Stated exercise - Identify each line below containing the string "this" and copy it.
───── Given records
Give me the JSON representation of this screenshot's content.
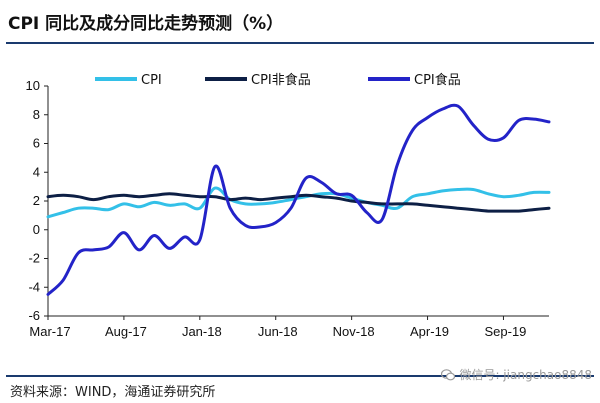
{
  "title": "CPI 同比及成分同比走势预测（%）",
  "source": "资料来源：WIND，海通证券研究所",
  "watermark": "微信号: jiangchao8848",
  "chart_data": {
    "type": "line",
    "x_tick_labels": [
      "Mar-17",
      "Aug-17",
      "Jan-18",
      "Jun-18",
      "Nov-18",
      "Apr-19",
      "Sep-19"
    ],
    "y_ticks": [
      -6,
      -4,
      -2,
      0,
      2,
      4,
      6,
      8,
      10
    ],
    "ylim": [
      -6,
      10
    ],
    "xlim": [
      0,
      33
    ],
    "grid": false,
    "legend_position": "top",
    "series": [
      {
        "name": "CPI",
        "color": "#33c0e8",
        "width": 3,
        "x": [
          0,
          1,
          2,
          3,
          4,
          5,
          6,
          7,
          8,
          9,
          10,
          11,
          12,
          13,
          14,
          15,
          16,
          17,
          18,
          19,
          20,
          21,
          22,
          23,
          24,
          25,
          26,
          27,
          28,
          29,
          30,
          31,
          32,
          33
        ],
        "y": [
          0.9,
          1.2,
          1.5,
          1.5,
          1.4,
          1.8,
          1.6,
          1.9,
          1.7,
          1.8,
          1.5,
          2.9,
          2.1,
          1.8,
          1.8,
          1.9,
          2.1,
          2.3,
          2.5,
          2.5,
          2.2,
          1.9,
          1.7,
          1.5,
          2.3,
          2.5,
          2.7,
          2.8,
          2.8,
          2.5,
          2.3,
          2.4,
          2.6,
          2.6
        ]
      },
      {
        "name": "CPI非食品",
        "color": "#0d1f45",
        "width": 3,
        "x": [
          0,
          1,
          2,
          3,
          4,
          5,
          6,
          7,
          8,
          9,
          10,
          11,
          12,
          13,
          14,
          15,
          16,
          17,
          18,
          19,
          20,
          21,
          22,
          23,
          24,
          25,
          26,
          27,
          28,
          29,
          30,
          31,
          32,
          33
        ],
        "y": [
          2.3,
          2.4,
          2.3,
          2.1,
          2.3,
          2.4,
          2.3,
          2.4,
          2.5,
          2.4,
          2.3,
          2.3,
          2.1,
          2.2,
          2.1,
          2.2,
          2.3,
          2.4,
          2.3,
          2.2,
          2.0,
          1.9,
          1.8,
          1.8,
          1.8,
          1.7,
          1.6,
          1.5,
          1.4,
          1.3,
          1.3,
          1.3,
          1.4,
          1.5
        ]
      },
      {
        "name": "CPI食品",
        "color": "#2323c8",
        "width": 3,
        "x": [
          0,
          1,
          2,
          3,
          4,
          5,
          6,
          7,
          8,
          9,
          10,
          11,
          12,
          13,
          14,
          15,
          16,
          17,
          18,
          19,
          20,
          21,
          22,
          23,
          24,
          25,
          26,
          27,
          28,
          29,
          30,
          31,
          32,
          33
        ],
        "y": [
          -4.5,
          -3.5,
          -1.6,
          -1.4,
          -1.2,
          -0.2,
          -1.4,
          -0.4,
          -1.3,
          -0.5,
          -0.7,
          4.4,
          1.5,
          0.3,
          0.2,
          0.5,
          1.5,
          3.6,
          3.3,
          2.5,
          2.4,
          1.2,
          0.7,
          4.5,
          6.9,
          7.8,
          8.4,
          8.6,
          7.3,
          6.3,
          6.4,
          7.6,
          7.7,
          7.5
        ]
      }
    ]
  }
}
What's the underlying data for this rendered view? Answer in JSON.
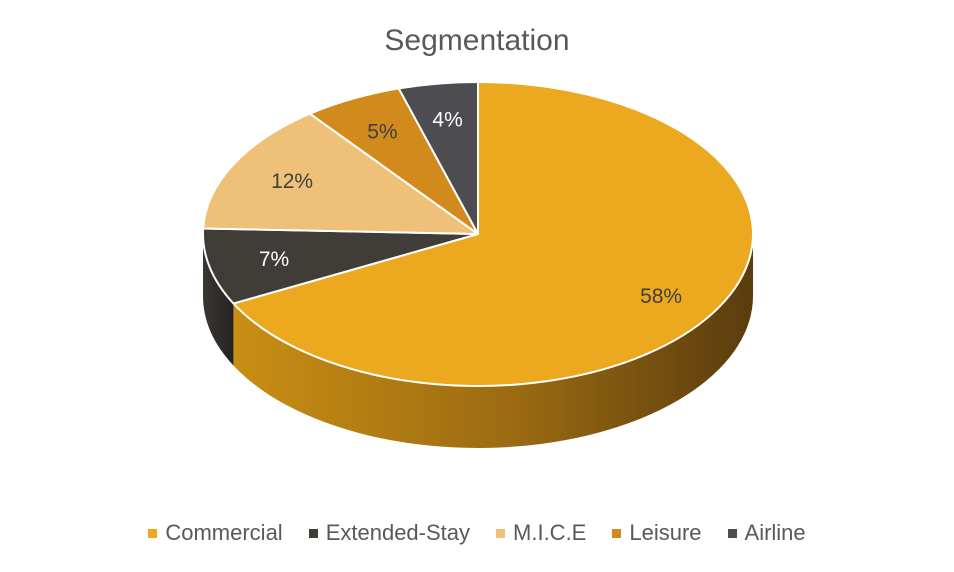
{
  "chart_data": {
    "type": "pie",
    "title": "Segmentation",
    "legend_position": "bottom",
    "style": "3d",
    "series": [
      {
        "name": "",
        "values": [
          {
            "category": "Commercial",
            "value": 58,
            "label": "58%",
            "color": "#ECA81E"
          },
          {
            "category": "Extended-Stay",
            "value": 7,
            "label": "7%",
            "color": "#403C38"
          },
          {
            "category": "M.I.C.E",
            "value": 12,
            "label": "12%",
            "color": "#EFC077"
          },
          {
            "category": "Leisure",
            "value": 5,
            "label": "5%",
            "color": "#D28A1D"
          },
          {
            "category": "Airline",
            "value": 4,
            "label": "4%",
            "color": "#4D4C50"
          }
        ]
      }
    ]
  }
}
──────────
The output -
Give me the JSON representation of this screenshot's content.
What's the underlying data for this rendered view? Answer in JSON.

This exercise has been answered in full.